*Exercise:*
Your task is to copy the listing exactly. Drop any pictures from the copy.
════════════════
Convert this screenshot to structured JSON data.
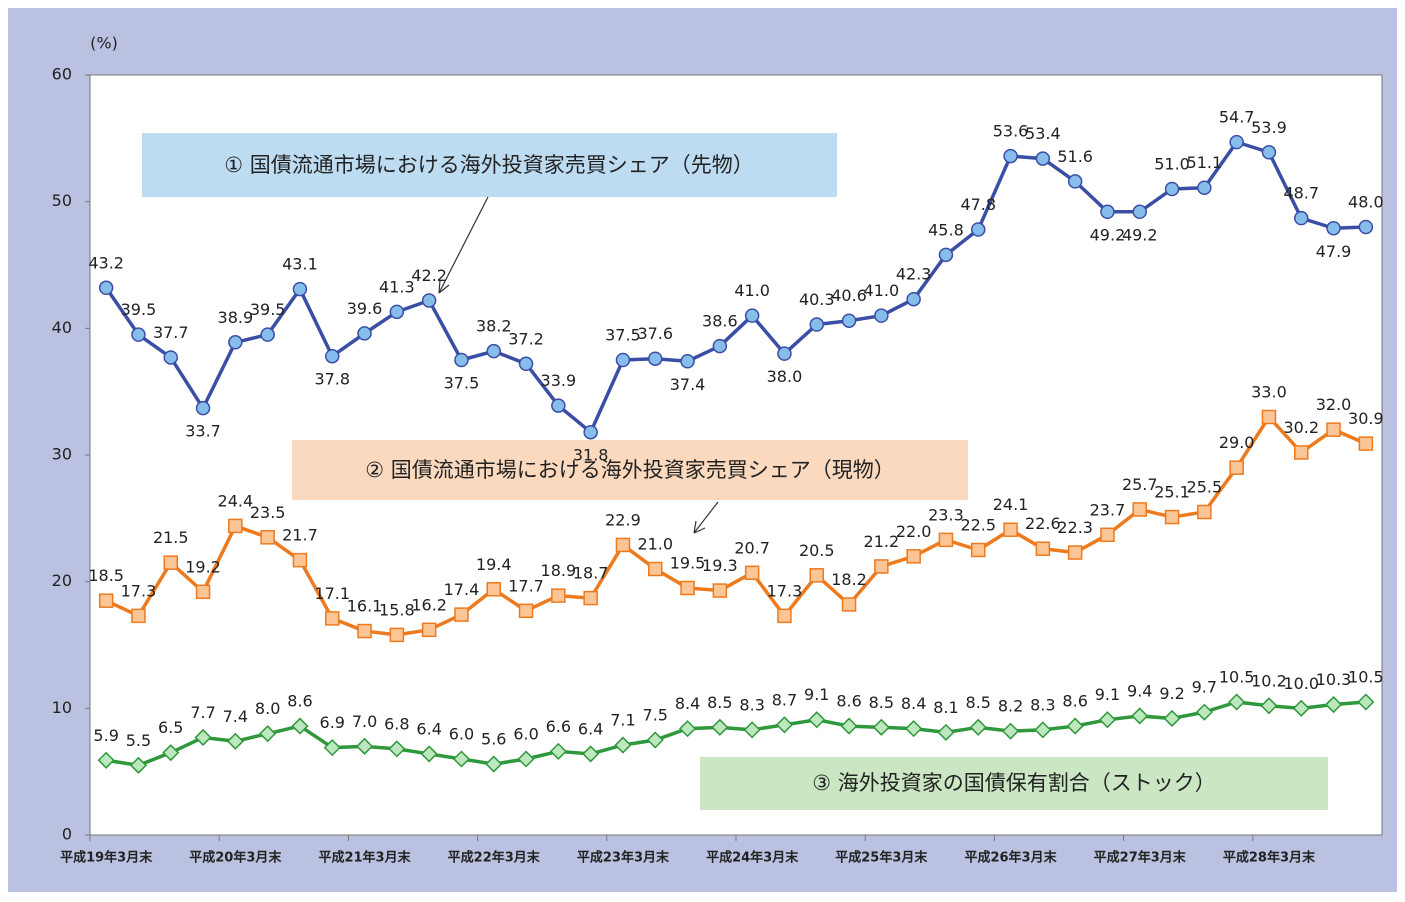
{
  "chart_data": {
    "type": "line",
    "y_unit_label": "(%)",
    "categories": [
      "平成19年3月末",
      null,
      null,
      null,
      "平成20年3月末",
      null,
      null,
      null,
      "平成21年3月末",
      null,
      null,
      null,
      "平成22年3月末",
      null,
      null,
      null,
      "平成23年3月末",
      null,
      null,
      null,
      "平成24年3月末",
      null,
      null,
      null,
      "平成25年3月末",
      null,
      null,
      null,
      "平成26年3月末",
      null,
      null,
      null,
      "平成27年3月末",
      null,
      null,
      null,
      "平成28年3月末",
      null,
      null,
      null
    ],
    "series": [
      {
        "name": "① 国債流通市場における海外投資家売買シェア（先物）",
        "color": "#3b4ea6",
        "marker": "circle",
        "marker_color": "#86bdea",
        "values": [
          43.2,
          39.5,
          37.7,
          33.7,
          38.9,
          39.5,
          43.1,
          37.8,
          39.6,
          41.3,
          42.2,
          37.5,
          38.2,
          37.2,
          33.9,
          31.8,
          37.5,
          37.6,
          37.4,
          38.6,
          41.0,
          38.0,
          40.3,
          40.6,
          41.0,
          42.3,
          45.8,
          47.8,
          53.6,
          53.4,
          51.6,
          49.2,
          49.2,
          51.0,
          51.1,
          54.7,
          53.9,
          48.7,
          47.9,
          48.0
        ],
        "value_labels": [
          "43.2",
          "39.5",
          "37.7",
          "33.7",
          "38.9",
          "39.5",
          "43.1",
          "37.8",
          "39.6",
          "41.3",
          "42.2",
          "37.5",
          "38.2",
          "37.2",
          "33.9",
          "31.8",
          "37.5",
          "37.6",
          "37.4",
          "38.6",
          "41.0",
          "38.0",
          "40.3",
          "40.6",
          "41.0",
          "42.3",
          "45.8",
          "47.8",
          "53.6",
          "53.4",
          "51.6",
          "49.2",
          "49.2",
          "51.0",
          "51.1",
          "54.7",
          "53.9",
          "48.7",
          "47.9",
          "48.0"
        ]
      },
      {
        "name": "② 国債流通市場における海外投資家売買シェア（現物）",
        "color": "#ee7a1e",
        "marker": "square",
        "marker_color": "#fbc596",
        "values": [
          18.5,
          17.3,
          21.5,
          19.2,
          24.4,
          23.5,
          21.7,
          17.1,
          16.1,
          15.8,
          16.2,
          17.4,
          19.4,
          17.7,
          18.9,
          18.7,
          22.9,
          21.0,
          19.5,
          19.3,
          20.7,
          17.3,
          20.5,
          18.2,
          21.2,
          22.0,
          23.3,
          22.5,
          24.1,
          22.6,
          22.3,
          23.7,
          25.7,
          25.1,
          25.5,
          29.0,
          33.0,
          30.2,
          32.0,
          30.9
        ],
        "value_labels": [
          "18.5",
          "17.3",
          "21.5",
          "19.2",
          "24.4",
          "23.5",
          "21.7",
          "17.1",
          "16.1",
          "15.8",
          "16.2",
          "17.4",
          "19.4",
          "17.7",
          "18.9",
          "18.7",
          "22.9",
          "21.0",
          "19.5",
          "19.3",
          "20.7",
          "17.3",
          "20.5",
          "18.2",
          "21.2",
          "22.0",
          "23.3",
          "22.5",
          "24.1",
          "22.6",
          "22.3",
          "23.7",
          "25.7",
          "25.1",
          "25.5",
          "29.0",
          "33.0",
          "30.2",
          "32.0",
          "30.9"
        ]
      },
      {
        "name": "③ 海外投資家の国債保有割合（ストック）",
        "color": "#2f973c",
        "marker": "diamond",
        "marker_color": "#bde8bd",
        "values": [
          5.9,
          5.5,
          6.5,
          7.7,
          7.4,
          8.0,
          8.6,
          6.9,
          7.0,
          6.8,
          6.4,
          6.0,
          5.6,
          6.0,
          6.6,
          6.4,
          7.1,
          7.5,
          8.4,
          8.5,
          8.3,
          8.7,
          9.1,
          8.6,
          8.5,
          8.4,
          8.1,
          8.5,
          8.2,
          8.3,
          8.6,
          9.1,
          9.4,
          9.2,
          9.7,
          10.5,
          10.2,
          10.0,
          10.3,
          10.5
        ],
        "value_labels": [
          "5.9",
          "5.5",
          "6.5",
          "7.7",
          "7.4",
          "8.0",
          "8.6",
          "6.9",
          "7.0",
          "6.8",
          "6.4",
          "6.0",
          "5.6",
          "6.0",
          "6.6",
          "6.4",
          "7.1",
          "7.5",
          "8.4",
          "8.5",
          "8.3",
          "8.7",
          "9.1",
          "8.6",
          "8.5",
          "8.4",
          "8.1",
          "8.5",
          "8.2",
          "8.3",
          "8.6",
          "9.1",
          "9.4",
          "9.2",
          "9.7",
          "10.5",
          "10.2",
          "10.0",
          "10.3",
          "10.5"
        ]
      }
    ],
    "ylim": [
      0,
      60
    ],
    "yticks": [
      0,
      10,
      20,
      30,
      40,
      50,
      60
    ],
    "grid": false
  }
}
════════════════
*Full answer:*
Convert this screenshot to structured JSON data.
{
  "chart_data": {
    "type": "line",
    "y_unit_label": "(%)",
    "categories": [
      "平成19年3月末",
      null,
      null,
      null,
      "平成20年3月末",
      null,
      null,
      null,
      "平成21年3月末",
      null,
      null,
      null,
      "平成22年3月末",
      null,
      null,
      null,
      "平成23年3月末",
      null,
      null,
      null,
      "平成24年3月末",
      null,
      null,
      null,
      "平成25年3月末",
      null,
      null,
      null,
      "平成26年3月末",
      null,
      null,
      null,
      "平成27年3月末",
      null,
      null,
      null,
      "平成28年3月末",
      null,
      null,
      null
    ],
    "series": [
      {
        "name": "① 国債流通市場における海外投資家売買シェア（先物）",
        "color": "#3b4ea6",
        "marker": "circle",
        "marker_color": "#86bdea",
        "values": [
          43.2,
          39.5,
          37.7,
          33.7,
          38.9,
          39.5,
          43.1,
          37.8,
          39.6,
          41.3,
          42.2,
          37.5,
          38.2,
          37.2,
          33.9,
          31.8,
          37.5,
          37.6,
          37.4,
          38.6,
          41.0,
          38.0,
          40.3,
          40.6,
          41.0,
          42.3,
          45.8,
          47.8,
          53.6,
          53.4,
          51.6,
          49.2,
          49.2,
          51.0,
          51.1,
          54.7,
          53.9,
          48.7,
          47.9,
          48.0
        ],
        "value_labels": [
          "43.2",
          "39.5",
          "37.7",
          "33.7",
          "38.9",
          "39.5",
          "43.1",
          "37.8",
          "39.6",
          "41.3",
          "42.2",
          "37.5",
          "38.2",
          "37.2",
          "33.9",
          "31.8",
          "37.5",
          "37.6",
          "37.4",
          "38.6",
          "41.0",
          "38.0",
          "40.3",
          "40.6",
          "41.0",
          "42.3",
          "45.8",
          "47.8",
          "53.6",
          "53.4",
          "51.6",
          "49.2",
          "49.2",
          "51.0",
          "51.1",
          "54.7",
          "53.9",
          "48.7",
          "47.9",
          "48.0"
        ]
      },
      {
        "name": "② 国債流通市場における海外投資家売買シェア（現物）",
        "color": "#ee7a1e",
        "marker": "square",
        "marker_color": "#fbc596",
        "values": [
          18.5,
          17.3,
          21.5,
          19.2,
          24.4,
          23.5,
          21.7,
          17.1,
          16.1,
          15.8,
          16.2,
          17.4,
          19.4,
          17.7,
          18.9,
          18.7,
          22.9,
          21.0,
          19.5,
          19.3,
          20.7,
          17.3,
          20.5,
          18.2,
          21.2,
          22.0,
          23.3,
          22.5,
          24.1,
          22.6,
          22.3,
          23.7,
          25.7,
          25.1,
          25.5,
          29.0,
          33.0,
          30.2,
          32.0,
          30.9
        ],
        "value_labels": [
          "18.5",
          "17.3",
          "21.5",
          "19.2",
          "24.4",
          "23.5",
          "21.7",
          "17.1",
          "16.1",
          "15.8",
          "16.2",
          "17.4",
          "19.4",
          "17.7",
          "18.9",
          "18.7",
          "22.9",
          "21.0",
          "19.5",
          "19.3",
          "20.7",
          "17.3",
          "20.5",
          "18.2",
          "21.2",
          "22.0",
          "23.3",
          "22.5",
          "24.1",
          "22.6",
          "22.3",
          "23.7",
          "25.7",
          "25.1",
          "25.5",
          "29.0",
          "33.0",
          "30.2",
          "32.0",
          "30.9"
        ]
      },
      {
        "name": "③ 海外投資家の国債保有割合（ストック）",
        "color": "#2f973c",
        "marker": "diamond",
        "marker_color": "#bde8bd",
        "values": [
          5.9,
          5.5,
          6.5,
          7.7,
          7.4,
          8.0,
          8.6,
          6.9,
          7.0,
          6.8,
          6.4,
          6.0,
          5.6,
          6.0,
          6.6,
          6.4,
          7.1,
          7.5,
          8.4,
          8.5,
          8.3,
          8.7,
          9.1,
          8.6,
          8.5,
          8.4,
          8.1,
          8.5,
          8.2,
          8.3,
          8.6,
          9.1,
          9.4,
          9.2,
          9.7,
          10.5,
          10.2,
          10.0,
          10.3,
          10.5
        ],
        "value_labels": [
          "5.9",
          "5.5",
          "6.5",
          "7.7",
          "7.4",
          "8.0",
          "8.6",
          "6.9",
          "7.0",
          "6.8",
          "6.4",
          "6.0",
          "5.6",
          "6.0",
          "6.6",
          "6.4",
          "7.1",
          "7.5",
          "8.4",
          "8.5",
          "8.3",
          "8.7",
          "9.1",
          "8.6",
          "8.5",
          "8.4",
          "8.1",
          "8.5",
          "8.2",
          "8.3",
          "8.6",
          "9.1",
          "9.4",
          "9.2",
          "9.7",
          "10.5",
          "10.2",
          "10.0",
          "10.3",
          "10.5"
        ]
      }
    ],
    "ylim": [
      0,
      60
    ],
    "yticks": [
      0,
      10,
      20,
      30,
      40,
      50,
      60
    ],
    "grid": false
  }
}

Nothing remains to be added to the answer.